- _WRITTEN INSTRUCTION_
Locate and copy all lines bearing the word "post".

[Data records]
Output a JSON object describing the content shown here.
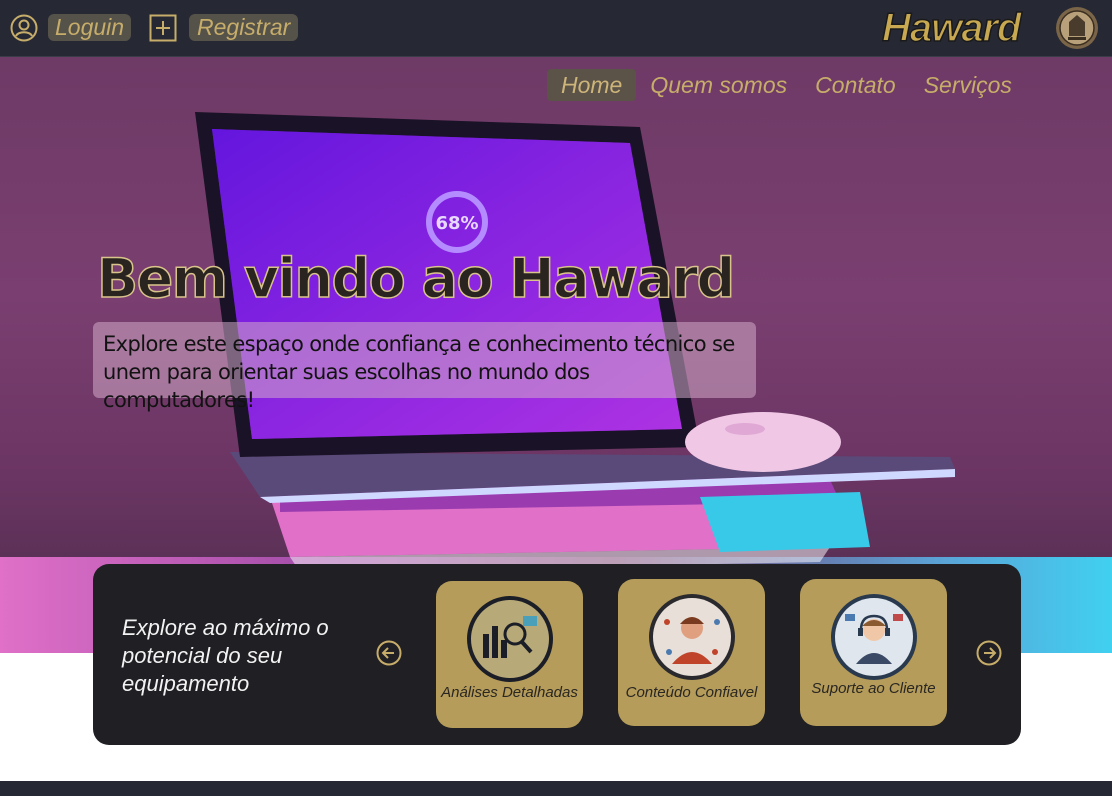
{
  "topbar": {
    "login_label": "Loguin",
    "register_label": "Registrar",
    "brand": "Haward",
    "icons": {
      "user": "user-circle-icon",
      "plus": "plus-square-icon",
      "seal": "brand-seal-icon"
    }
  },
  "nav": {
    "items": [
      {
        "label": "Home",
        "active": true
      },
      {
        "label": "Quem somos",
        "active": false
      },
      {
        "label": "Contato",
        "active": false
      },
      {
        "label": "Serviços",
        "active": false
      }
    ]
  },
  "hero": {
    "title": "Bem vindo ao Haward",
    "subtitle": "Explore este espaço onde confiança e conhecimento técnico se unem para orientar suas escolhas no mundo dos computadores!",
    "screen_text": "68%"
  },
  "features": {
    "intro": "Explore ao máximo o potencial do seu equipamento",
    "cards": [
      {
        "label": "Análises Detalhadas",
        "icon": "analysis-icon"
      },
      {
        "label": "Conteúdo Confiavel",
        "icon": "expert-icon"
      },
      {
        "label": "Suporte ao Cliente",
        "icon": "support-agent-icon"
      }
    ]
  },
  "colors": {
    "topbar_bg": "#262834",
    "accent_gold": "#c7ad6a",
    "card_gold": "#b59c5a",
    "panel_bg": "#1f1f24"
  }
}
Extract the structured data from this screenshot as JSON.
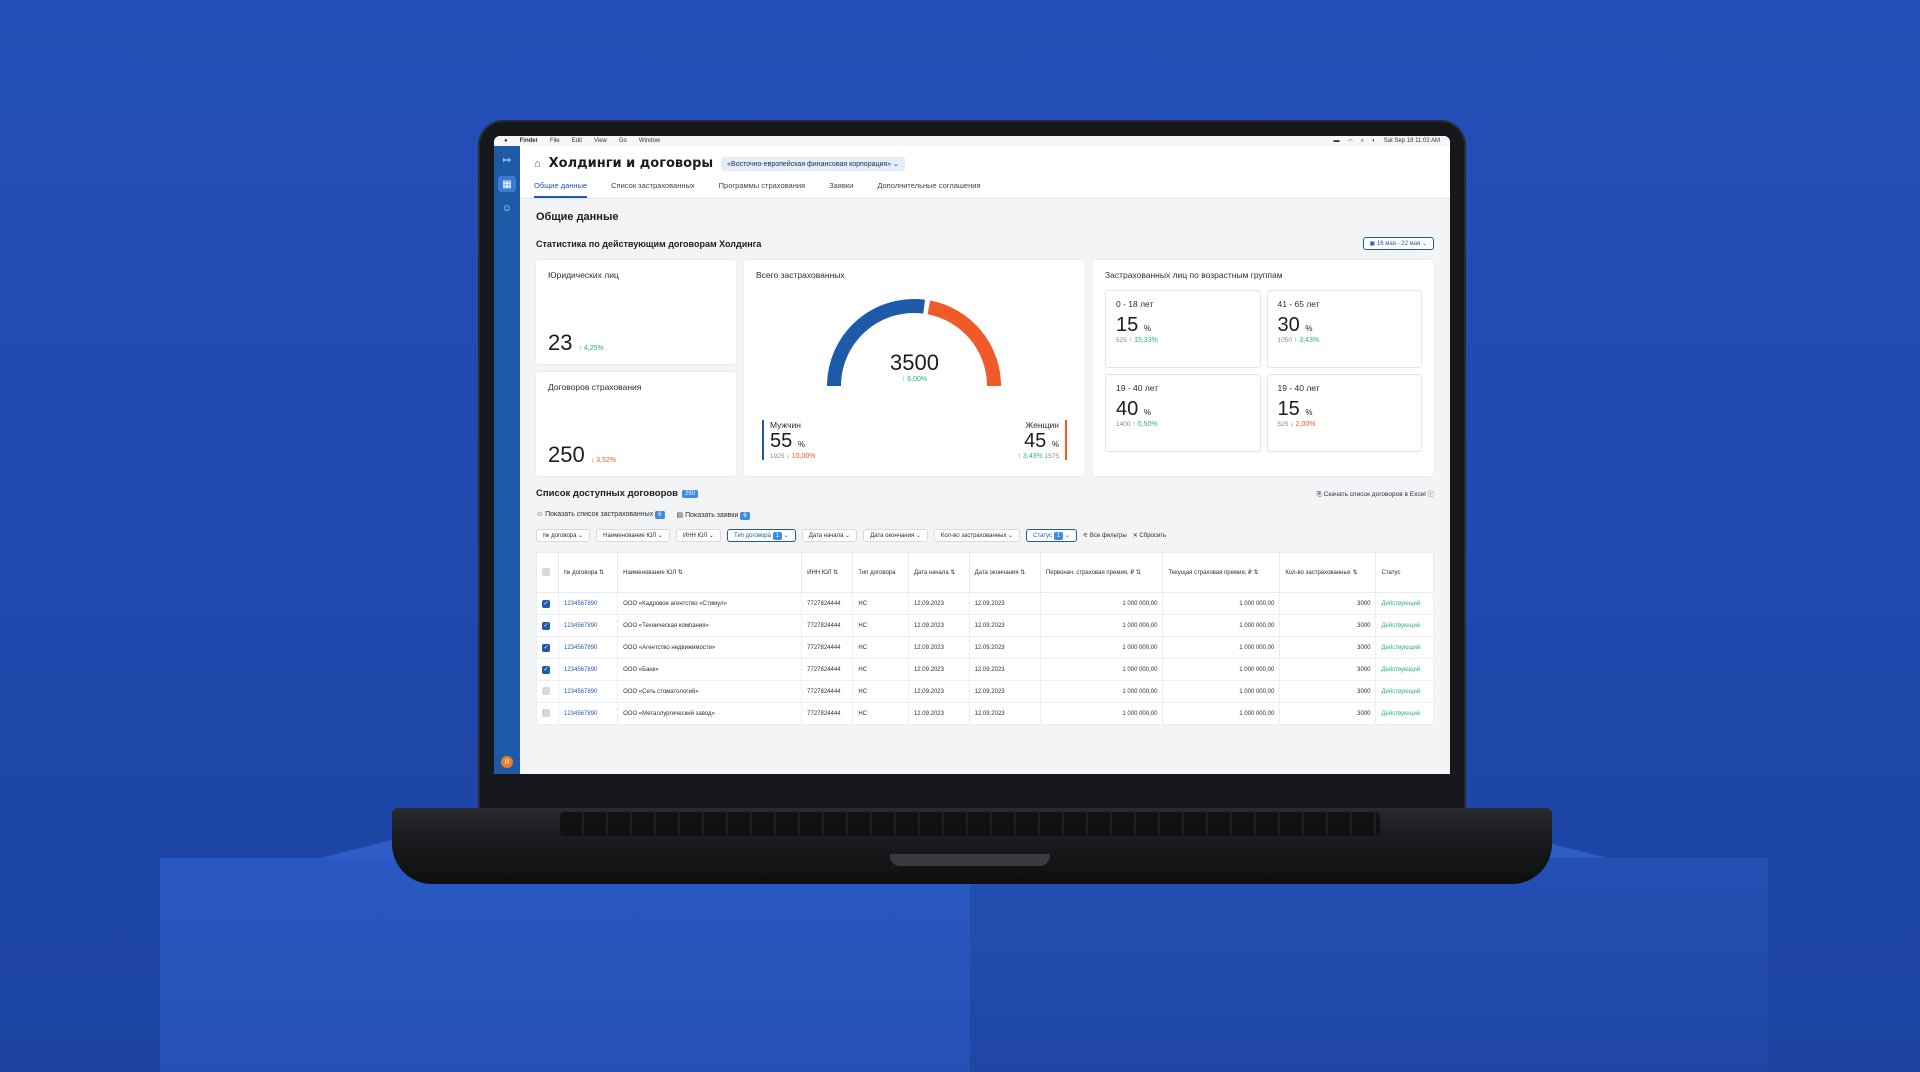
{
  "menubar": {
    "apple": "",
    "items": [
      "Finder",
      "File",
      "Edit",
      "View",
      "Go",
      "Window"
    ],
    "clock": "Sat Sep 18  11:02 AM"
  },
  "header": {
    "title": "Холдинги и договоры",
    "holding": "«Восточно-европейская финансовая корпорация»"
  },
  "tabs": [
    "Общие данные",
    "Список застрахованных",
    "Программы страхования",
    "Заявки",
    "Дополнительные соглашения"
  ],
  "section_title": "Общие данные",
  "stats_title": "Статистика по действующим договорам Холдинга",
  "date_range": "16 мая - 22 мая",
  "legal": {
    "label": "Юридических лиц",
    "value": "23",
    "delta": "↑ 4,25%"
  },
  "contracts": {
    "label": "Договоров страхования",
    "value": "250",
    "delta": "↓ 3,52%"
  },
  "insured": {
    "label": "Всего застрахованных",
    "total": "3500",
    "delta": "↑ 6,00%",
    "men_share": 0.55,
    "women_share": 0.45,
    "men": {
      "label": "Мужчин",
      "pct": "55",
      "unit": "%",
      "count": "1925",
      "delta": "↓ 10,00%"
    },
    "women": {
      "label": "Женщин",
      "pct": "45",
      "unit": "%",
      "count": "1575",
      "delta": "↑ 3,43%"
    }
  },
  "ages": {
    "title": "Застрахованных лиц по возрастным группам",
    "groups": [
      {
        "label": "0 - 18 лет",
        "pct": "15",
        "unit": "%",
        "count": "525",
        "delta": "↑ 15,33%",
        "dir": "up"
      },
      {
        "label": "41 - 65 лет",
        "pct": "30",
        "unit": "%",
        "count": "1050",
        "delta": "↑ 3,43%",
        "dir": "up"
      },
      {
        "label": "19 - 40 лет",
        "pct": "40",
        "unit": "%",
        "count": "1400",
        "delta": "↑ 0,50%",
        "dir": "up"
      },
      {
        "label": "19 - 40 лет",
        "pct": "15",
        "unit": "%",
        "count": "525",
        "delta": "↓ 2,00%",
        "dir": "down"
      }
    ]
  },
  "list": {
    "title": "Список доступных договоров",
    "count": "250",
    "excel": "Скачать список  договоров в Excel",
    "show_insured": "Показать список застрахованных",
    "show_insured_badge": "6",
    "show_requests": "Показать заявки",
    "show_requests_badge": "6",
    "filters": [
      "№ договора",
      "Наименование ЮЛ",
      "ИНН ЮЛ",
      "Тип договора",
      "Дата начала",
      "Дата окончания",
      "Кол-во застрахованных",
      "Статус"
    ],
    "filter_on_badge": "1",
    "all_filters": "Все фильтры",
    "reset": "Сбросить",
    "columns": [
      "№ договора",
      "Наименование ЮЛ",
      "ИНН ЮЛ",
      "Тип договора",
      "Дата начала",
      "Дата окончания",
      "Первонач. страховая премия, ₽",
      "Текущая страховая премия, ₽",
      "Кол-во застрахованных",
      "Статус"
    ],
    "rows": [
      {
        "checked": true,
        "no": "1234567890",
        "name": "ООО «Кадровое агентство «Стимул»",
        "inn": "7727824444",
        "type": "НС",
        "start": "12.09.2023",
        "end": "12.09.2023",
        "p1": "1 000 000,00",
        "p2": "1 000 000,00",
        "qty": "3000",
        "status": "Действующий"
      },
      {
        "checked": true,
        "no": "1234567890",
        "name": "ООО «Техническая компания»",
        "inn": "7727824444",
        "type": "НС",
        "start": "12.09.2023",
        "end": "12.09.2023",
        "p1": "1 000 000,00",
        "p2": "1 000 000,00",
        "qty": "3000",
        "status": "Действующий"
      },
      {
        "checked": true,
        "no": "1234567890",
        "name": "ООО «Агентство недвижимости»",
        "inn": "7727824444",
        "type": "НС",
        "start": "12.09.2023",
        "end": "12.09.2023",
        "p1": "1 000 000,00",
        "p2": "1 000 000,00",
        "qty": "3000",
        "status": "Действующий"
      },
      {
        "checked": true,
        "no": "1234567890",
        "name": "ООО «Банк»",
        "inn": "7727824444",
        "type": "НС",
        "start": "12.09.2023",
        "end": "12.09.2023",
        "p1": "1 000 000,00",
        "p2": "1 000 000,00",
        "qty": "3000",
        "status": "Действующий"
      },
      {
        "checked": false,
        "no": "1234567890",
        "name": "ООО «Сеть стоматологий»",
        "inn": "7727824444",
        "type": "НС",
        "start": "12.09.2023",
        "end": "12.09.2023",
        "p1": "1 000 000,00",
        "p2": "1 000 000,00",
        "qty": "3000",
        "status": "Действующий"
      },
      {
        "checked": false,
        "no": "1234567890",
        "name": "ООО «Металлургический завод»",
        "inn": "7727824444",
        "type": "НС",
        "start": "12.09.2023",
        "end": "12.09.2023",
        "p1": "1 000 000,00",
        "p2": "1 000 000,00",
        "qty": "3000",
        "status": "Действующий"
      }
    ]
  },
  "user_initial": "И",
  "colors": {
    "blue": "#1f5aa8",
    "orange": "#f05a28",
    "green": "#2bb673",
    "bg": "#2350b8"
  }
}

==

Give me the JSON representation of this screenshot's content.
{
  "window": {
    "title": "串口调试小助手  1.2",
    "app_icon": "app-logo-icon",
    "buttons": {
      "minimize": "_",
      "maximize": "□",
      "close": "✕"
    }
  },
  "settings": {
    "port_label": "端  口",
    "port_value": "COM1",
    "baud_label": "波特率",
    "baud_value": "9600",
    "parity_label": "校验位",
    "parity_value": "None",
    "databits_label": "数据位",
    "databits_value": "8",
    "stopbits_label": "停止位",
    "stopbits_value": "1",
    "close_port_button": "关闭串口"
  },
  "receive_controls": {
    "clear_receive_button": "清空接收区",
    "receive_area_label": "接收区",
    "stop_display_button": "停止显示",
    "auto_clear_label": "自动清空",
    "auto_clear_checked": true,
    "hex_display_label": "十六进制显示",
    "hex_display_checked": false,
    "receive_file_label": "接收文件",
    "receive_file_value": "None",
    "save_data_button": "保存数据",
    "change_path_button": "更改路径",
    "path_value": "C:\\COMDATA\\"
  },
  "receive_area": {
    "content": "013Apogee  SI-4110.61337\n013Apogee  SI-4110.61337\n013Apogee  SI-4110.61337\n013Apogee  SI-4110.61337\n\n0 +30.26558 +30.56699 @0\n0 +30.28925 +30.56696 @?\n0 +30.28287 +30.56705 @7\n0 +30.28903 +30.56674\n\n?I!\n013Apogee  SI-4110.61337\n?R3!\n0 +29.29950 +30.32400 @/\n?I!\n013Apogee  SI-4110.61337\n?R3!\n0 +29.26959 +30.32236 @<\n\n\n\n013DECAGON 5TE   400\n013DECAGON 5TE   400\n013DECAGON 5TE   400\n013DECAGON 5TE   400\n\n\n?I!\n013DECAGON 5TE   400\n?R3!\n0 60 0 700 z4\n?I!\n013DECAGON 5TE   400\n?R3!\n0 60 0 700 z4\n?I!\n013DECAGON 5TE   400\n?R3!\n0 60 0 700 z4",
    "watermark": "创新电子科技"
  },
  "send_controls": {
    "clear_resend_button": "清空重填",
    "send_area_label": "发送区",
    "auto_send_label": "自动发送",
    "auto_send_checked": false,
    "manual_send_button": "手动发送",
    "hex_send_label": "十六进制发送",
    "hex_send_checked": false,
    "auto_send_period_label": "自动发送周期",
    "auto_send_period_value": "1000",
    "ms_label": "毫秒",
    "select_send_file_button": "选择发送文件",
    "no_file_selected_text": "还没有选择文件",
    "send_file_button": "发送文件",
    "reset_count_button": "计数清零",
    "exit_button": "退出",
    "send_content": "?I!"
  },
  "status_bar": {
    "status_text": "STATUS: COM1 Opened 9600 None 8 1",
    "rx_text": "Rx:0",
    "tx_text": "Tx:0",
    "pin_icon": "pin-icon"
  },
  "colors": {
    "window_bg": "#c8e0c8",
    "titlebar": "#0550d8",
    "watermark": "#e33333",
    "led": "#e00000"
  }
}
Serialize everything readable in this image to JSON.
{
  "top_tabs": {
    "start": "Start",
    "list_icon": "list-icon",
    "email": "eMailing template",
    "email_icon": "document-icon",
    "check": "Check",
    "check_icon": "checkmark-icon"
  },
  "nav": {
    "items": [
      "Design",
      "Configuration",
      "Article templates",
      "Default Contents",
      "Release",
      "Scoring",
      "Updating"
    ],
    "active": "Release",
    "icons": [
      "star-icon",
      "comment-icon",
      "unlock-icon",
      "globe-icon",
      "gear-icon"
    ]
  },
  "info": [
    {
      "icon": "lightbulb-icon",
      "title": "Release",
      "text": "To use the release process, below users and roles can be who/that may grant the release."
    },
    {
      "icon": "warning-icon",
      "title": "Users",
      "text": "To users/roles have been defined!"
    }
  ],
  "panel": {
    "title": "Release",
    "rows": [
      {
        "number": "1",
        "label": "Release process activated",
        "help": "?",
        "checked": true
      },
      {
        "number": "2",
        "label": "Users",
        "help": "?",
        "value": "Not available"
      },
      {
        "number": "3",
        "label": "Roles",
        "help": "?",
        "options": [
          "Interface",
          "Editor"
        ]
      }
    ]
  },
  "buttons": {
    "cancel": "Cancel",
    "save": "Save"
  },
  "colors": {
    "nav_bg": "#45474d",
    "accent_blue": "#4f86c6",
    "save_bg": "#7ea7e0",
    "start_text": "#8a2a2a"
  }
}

* * *

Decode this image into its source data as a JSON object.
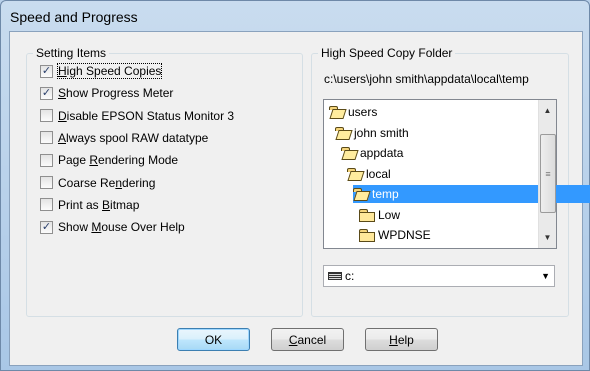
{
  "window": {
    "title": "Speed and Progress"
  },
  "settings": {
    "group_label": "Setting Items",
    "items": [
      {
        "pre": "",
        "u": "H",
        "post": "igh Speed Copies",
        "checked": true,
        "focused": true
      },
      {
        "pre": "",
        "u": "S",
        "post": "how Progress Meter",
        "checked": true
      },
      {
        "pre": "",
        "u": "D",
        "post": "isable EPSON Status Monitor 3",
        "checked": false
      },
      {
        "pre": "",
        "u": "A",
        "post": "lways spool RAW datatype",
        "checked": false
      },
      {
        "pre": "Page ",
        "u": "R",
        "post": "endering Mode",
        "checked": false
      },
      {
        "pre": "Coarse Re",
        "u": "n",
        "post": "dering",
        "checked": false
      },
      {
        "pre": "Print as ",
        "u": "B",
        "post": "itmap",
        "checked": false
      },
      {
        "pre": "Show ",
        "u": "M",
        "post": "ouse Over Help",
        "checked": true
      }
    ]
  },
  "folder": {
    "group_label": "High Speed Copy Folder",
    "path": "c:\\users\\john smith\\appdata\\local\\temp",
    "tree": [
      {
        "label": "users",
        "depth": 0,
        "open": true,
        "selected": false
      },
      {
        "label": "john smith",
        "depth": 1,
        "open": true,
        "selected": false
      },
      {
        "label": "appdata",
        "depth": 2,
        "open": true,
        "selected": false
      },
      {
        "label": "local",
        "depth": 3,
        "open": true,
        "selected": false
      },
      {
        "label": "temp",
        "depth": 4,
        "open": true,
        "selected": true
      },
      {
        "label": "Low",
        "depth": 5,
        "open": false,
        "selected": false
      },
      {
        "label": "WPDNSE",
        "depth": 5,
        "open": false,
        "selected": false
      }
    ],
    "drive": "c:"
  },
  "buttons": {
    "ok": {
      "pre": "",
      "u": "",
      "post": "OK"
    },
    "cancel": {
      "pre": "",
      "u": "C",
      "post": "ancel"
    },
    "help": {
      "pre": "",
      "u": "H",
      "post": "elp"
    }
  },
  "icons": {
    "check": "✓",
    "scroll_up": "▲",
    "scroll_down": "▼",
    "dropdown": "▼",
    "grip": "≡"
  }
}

- _EXPECTED OUTPUT_
        "post": "igh Speed Copies",
        "post": "how Progress Meter",
        "post": "isable EPSON Status Monitor 3",
        "post": "lways spool RAW datatype",
        "post": "endering Mode",
        "post": "dering",
        "post": "itmap",
        "post": "ouse Over Help",
      "post": "OK"
      "post": "ancel"
      "post": "elp"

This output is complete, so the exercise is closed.